Given text ▸
___

Da Mario, on Morley Avenue in Rosebery, is the pizza answer on this list, and a serious one: open since 2013, it was the first restaurant in Australia admitted to the Associazione Verace Pizza Napoletana, the Naples body that certifies true Neapolitan pizza. That means a wood-fired oven, a soft, blistered, foldable base and a short list of classics done properly — the Margherita and the marinara as the tests, the daily specials as the reward. It is a neighbourhood pizzeria, not a destination dining room, and that is the point: this is what Sydney Italians eat on a Tuesday. A pizza-and-wine dinner lands around 35 to 55 dollars a head. Take some walk-ins midweek; book for weekend nights. Come for the most authentic Neapolitan pizza in the city, no ceremony attached.
Walk in midweek or book weekends; the Margherita, the marinara, a daily special pizza, a glass of Italian red.
How Sydney eats Italian
Italian is arguably Sydney's defining migrant cuisine. Postwar arrivals from the south built the espresso bars and trattorias of Leichhardt, Haberfield and the inner east, and the modern scene grew out of that: a layer of harbour-front fine dining at the top, a thick band of neighbourhood trattorias and pizzerias underneath, and chefs who move between the two. The best Italian meal in the city might be a hatted seafood-and-pasta dinner on the water at Crown, or it might be a fried-egg fettuccine in a forty-year-old Paddington room, or a certified Neapolitan pizza in Rosebery — the range is the point.

___

Information supplied ▸
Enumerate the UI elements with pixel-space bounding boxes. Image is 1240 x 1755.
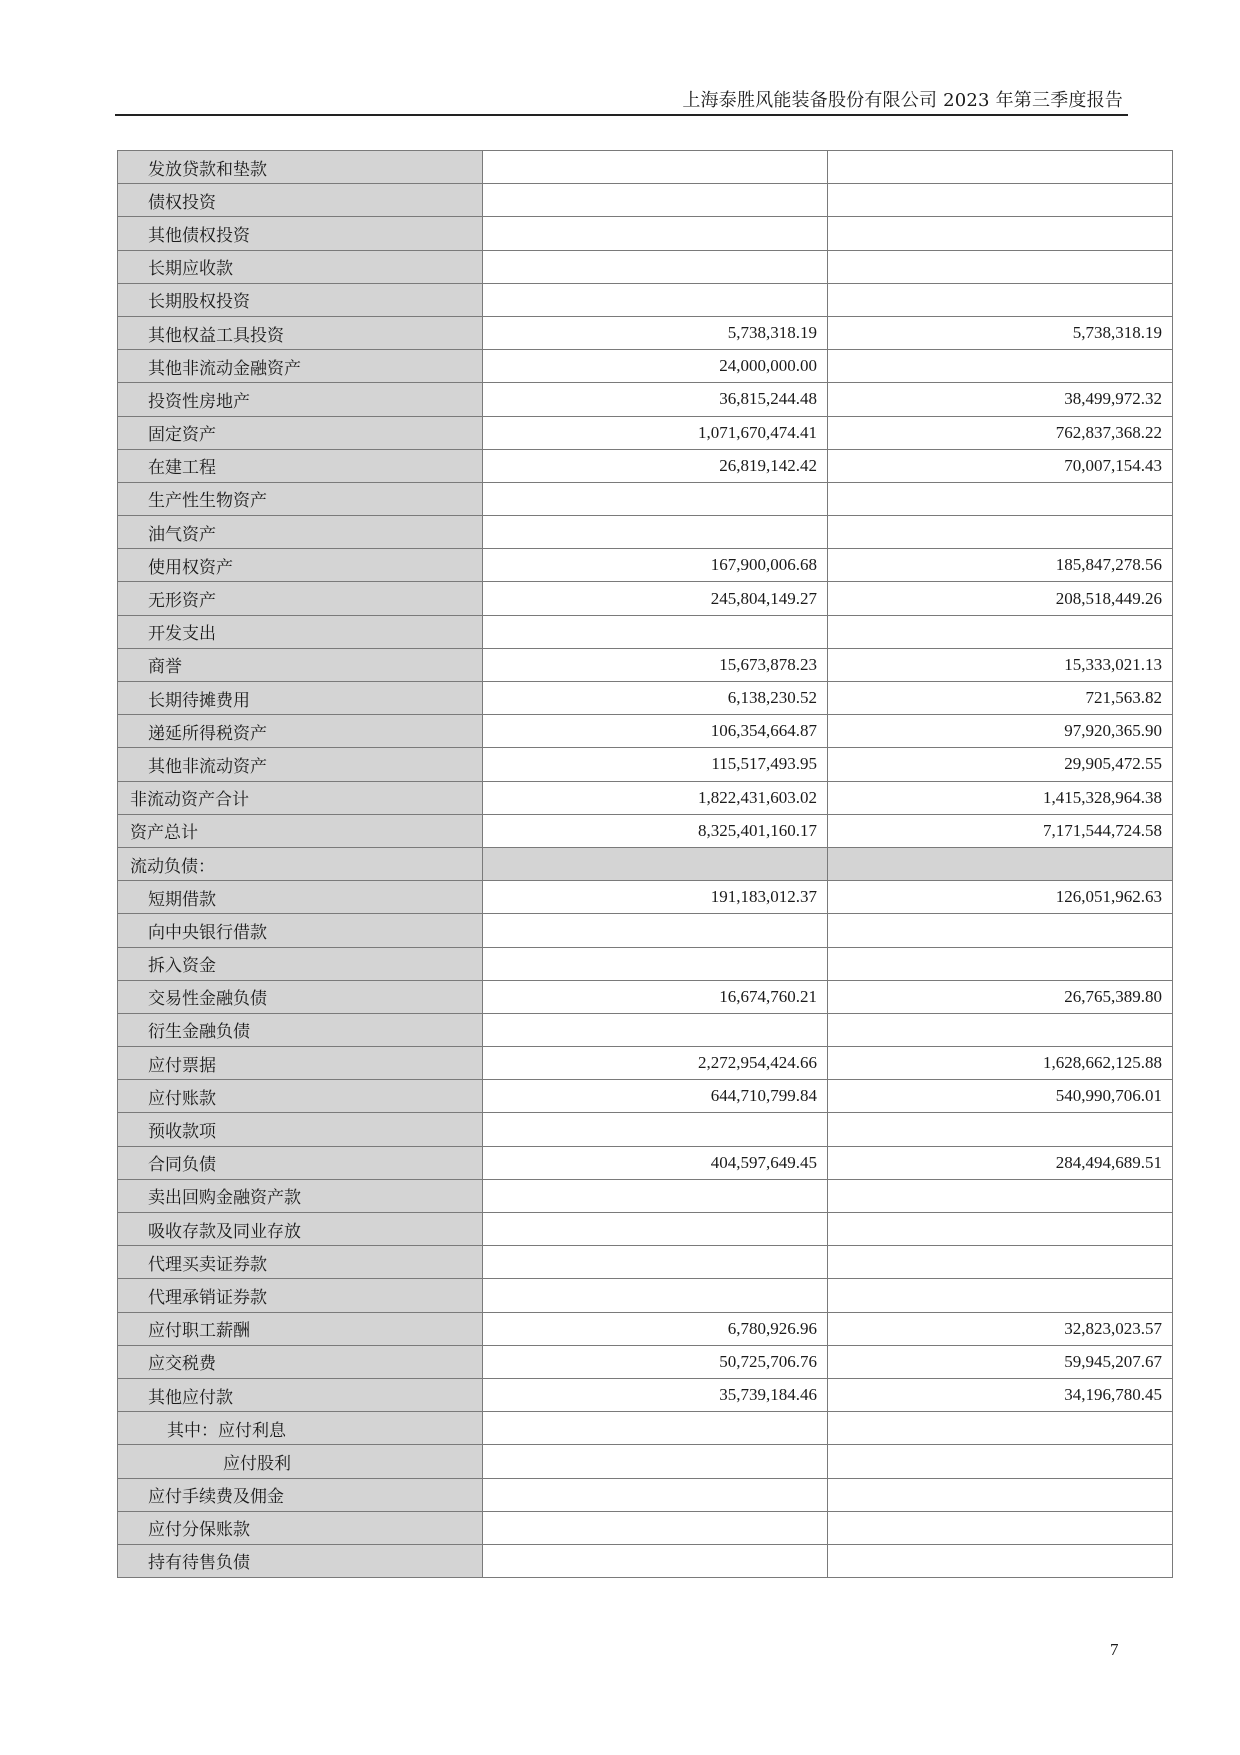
current-period-value [483,217,828,250]
prior-period-value [828,184,1173,217]
prior-period-value [828,1113,1173,1146]
prior-period-value [828,283,1173,316]
table-row [118,383,1173,416]
row-label: 交易性金融负债 [118,980,483,1013]
table-row [118,1345,1173,1378]
current-period-value [483,1478,828,1511]
table-row [118,1179,1173,1212]
page-number: 7 [1110,1640,1119,1659]
current-period-value: 36,815,244.48 [483,383,828,416]
current-period-value: 8,325,401,160.17 [483,814,828,847]
row-label: 递延所得税资产 [118,715,483,748]
current-period-value: 2,272,954,424.66 [483,1047,828,1080]
row-label: 资产总计 [118,814,483,847]
prior-period-value: 29,905,472.55 [828,748,1173,781]
table-row [118,1412,1173,1445]
table-row [118,1544,1173,1577]
row-label: 投资性房地产 [118,383,483,416]
row-label: 衍生金融负债 [118,1013,483,1046]
table-row [118,1047,1173,1080]
row-label: 固定资产 [118,416,483,449]
table-row [118,814,1173,847]
table-row [118,350,1173,383]
row-label: 无形资产 [118,582,483,615]
prior-period-value: 59,945,207.67 [828,1345,1173,1378]
prior-period-value [828,1511,1173,1544]
table-row [118,1080,1173,1113]
table-row [118,1312,1173,1345]
prior-period-value [828,1478,1173,1511]
current-period-value [483,1279,828,1312]
prior-period-value: 208,518,449.26 [828,582,1173,615]
row-label: 其中：应付利息 [118,1412,483,1445]
row-label: 代理买卖证券款 [118,1246,483,1279]
row-label: 其他权益工具投资 [118,316,483,349]
table-row [118,283,1173,316]
current-period-value: 35,739,184.46 [483,1378,828,1411]
current-period-value: 6,780,926.96 [483,1312,828,1345]
prior-period-value: 762,837,368.22 [828,416,1173,449]
table-row [118,1478,1173,1511]
current-period-value: 404,597,649.45 [483,1146,828,1179]
prior-period-value: 32,823,023.57 [828,1312,1173,1345]
current-period-value [483,1544,828,1577]
current-period-value: 115,517,493.95 [483,748,828,781]
prior-period-value [828,1544,1173,1577]
table-row [118,184,1173,217]
prior-period-value: 5,738,318.19 [828,316,1173,349]
prior-period-value [828,1279,1173,1312]
table-row [118,549,1173,582]
table-row [118,914,1173,947]
prior-period-value: 185,847,278.56 [828,549,1173,582]
current-period-value [483,1013,828,1046]
prior-period-value [828,1412,1173,1445]
table-row [118,1013,1173,1046]
prior-period-value: 26,765,389.80 [828,980,1173,1013]
current-period-value [483,847,828,880]
current-period-value [483,1179,828,1212]
current-period-value: 15,673,878.23 [483,648,828,681]
row-label: 应付手续费及佣金 [118,1478,483,1511]
table-row [118,715,1173,748]
prior-period-value [828,350,1173,383]
table-row [118,416,1173,449]
table-row [118,449,1173,482]
row-label: 商誉 [118,648,483,681]
prior-period-value [828,914,1173,947]
prior-period-value: 7,171,544,724.58 [828,814,1173,847]
row-label: 债权投资 [118,184,483,217]
current-period-value: 245,804,149.27 [483,582,828,615]
row-label: 卖出回购金融资产款 [118,1179,483,1212]
table-row [118,1378,1173,1411]
balance-sheet-table [117,150,1173,1578]
row-label: 开发支出 [118,615,483,648]
balance-sheet-body [118,151,1173,1578]
table-row [118,615,1173,648]
table-row [118,1511,1173,1544]
current-period-value: 5,738,318.19 [483,316,828,349]
prior-period-value [828,516,1173,549]
current-period-value [483,1412,828,1445]
table-row [118,1213,1173,1246]
row-label: 其他非流动资产 [118,748,483,781]
row-label: 其他债权投资 [118,217,483,250]
table-row [118,582,1173,615]
prior-period-value [828,1445,1173,1478]
current-period-value [483,947,828,980]
row-label: 应付账款 [118,1080,483,1113]
table-row [118,217,1173,250]
row-label: 应付票据 [118,1047,483,1080]
row-label: 长期股权投资 [118,283,483,316]
prior-period-value [828,1213,1173,1246]
row-label: 拆入资金 [118,947,483,980]
prior-period-value: 540,990,706.01 [828,1080,1173,1113]
current-period-value: 106,354,664.87 [483,715,828,748]
current-period-value [483,1246,828,1279]
table-row [118,648,1173,681]
prior-period-value: 1,628,662,125.88 [828,1047,1173,1080]
current-period-value [483,1213,828,1246]
current-period-value: 26,819,142.42 [483,449,828,482]
row-label: 生产性生物资产 [118,482,483,515]
current-period-value [483,184,828,217]
row-label: 其他应付款 [118,1378,483,1411]
table-row [118,748,1173,781]
row-label: 在建工程 [118,449,483,482]
prior-period-value: 97,920,365.90 [828,715,1173,748]
current-period-value [483,283,828,316]
current-period-value [483,615,828,648]
prior-period-value: 126,051,962.63 [828,881,1173,914]
prior-period-value [828,151,1173,184]
table-row [118,980,1173,1013]
table-row [118,151,1173,184]
prior-period-value: 38,499,972.32 [828,383,1173,416]
row-label: 吸收存款及同业存放 [118,1213,483,1246]
current-period-value [483,482,828,515]
current-period-value: 1,071,670,474.41 [483,416,828,449]
row-label: 长期待摊费用 [118,682,483,715]
prior-period-value: 15,333,021.13 [828,648,1173,681]
prior-period-value [828,615,1173,648]
row-label: 预收款项 [118,1113,483,1146]
row-label: 流动负债： [118,847,483,880]
current-period-value [483,516,828,549]
table-row [118,781,1173,814]
current-period-value: 191,183,012.37 [483,881,828,914]
prior-period-value: 1,415,328,964.38 [828,781,1173,814]
prior-period-value [828,947,1173,980]
prior-period-value [828,482,1173,515]
row-label: 发放贷款和垫款 [118,151,483,184]
report-header-title: 上海泰胜风能装备股份有限公司 2023 年第三季度报告 [682,90,1123,111]
current-period-value: 1,822,431,603.02 [483,781,828,814]
row-label: 持有待售负债 [118,1544,483,1577]
row-label: 代理承销证券款 [118,1279,483,1312]
table-row [118,1246,1173,1279]
prior-period-value: 721,563.82 [828,682,1173,715]
current-period-value [483,914,828,947]
row-label: 应交税费 [118,1345,483,1378]
prior-period-value [828,847,1173,880]
current-period-value [483,1445,828,1478]
row-label: 其他非流动金融资产 [118,350,483,383]
row-label: 非流动资产合计 [118,781,483,814]
row-label: 应付分保账款 [118,1511,483,1544]
row-label: 应付职工薪酬 [118,1312,483,1345]
table-row [118,516,1173,549]
prior-period-value [828,1013,1173,1046]
current-period-value [483,151,828,184]
current-period-value [483,250,828,283]
row-label: 应付股利 [118,1445,483,1478]
table-row [118,1146,1173,1179]
table-row [118,316,1173,349]
table-row [118,881,1173,914]
current-period-value [483,1511,828,1544]
row-label: 油气资产 [118,516,483,549]
table-row [118,1445,1173,1478]
row-label: 长期应收款 [118,250,483,283]
table-section-row [118,847,1173,880]
current-period-value: 167,900,006.68 [483,549,828,582]
prior-period-value: 34,196,780.45 [828,1378,1173,1411]
row-label: 短期借款 [118,881,483,914]
row-label: 向中央银行借款 [118,914,483,947]
current-period-value: 6,138,230.52 [483,682,828,715]
header-divider [115,114,1128,116]
table-row [118,250,1173,283]
table-row [118,482,1173,515]
prior-period-value: 70,007,154.43 [828,449,1173,482]
prior-period-value [828,217,1173,250]
prior-period-value [828,250,1173,283]
current-period-value [483,1113,828,1146]
prior-period-value: 284,494,689.51 [828,1146,1173,1179]
table-row [118,682,1173,715]
table-row [118,1113,1173,1146]
prior-period-value [828,1246,1173,1279]
current-period-value: 50,725,706.76 [483,1345,828,1378]
table-row [118,1279,1173,1312]
prior-period-value [828,1179,1173,1212]
row-label: 使用权资产 [118,549,483,582]
current-period-value: 644,710,799.84 [483,1080,828,1113]
row-label: 合同负债 [118,1146,483,1179]
current-period-value: 16,674,760.21 [483,980,828,1013]
current-period-value: 24,000,000.00 [483,350,828,383]
table-row [118,947,1173,980]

___

Tasks ▸
a) In the piece on Italian food in Sydney, which organization admitted Da Mario as the first restaurant in Australia?
b) Check each statement against the piece on Italian food in Sydney, answering yes or no and quoting the words that decide it: (i) Da Mario cooks its pizza in a wood-fired oven. (ii) Da Mario is described as a destination dining room. (iii) A pizza-and-wine dinner there costs roughly 35 to 55 dollars a head.
c) Please extend the piece on Italian food in Sydney, picking up after its final sentence.
The data shown above isn't needed for anything here.

Outputs in order ▸
a) The Associazione Verace Pizza Napoletana.

b)
(i) Yes: "That means a wood-fired oven"
(ii) No: "It is a neighbourhood pizzeria, not a destination dining room"
(iii) Yes: "A pizza-and-wine dinner lands around 35 to 55 dollars a head."

c)
A few mechanics. Sydney eats Italian across the day: the long Italian lunch, especially on the water, is a local institution, so book Otto or Icebergs for midday as readily as dinner. The harbour-view rooms book ahead and fill in summer; the trattorias and pizzerias take walk-ins midweek and reward booking on weekends. Tipping is modest — rounding up or roughly ten percent for good service, not expected on top of a listed surcharge. Pasta and pizza keep the cuisine accessible at every price point; the views and the seafood are what move the bill. For the rest of the city's tables by neighbourhood and occasion, the Sydney dining guide lays it out.
Where not to look for it
Skip these for serious Italian
The Circular Quay and Darling Harbour tourist terraces with photo menus and harbour markups. The waterfront strips around the tourist core serve flattened, overpriced Italian to people passing through. For a harbour-view Italian that actually cooks, book Icebergs at Bondi or Otto on the Finger Wharf instead.
a'Mare or Icebergs for a casual, decide-on-the-night pasta. These are reserve-ahead, occasion rooms. When you want excellent Italian without the planning or the bill, Pellegrino 2000 can sometimes seat you at the bar, and Da Mario takes midweek walk-ins for a proper Neapolitan pizza.
Frequently asked
What is the best Italian restaurant in Sydney?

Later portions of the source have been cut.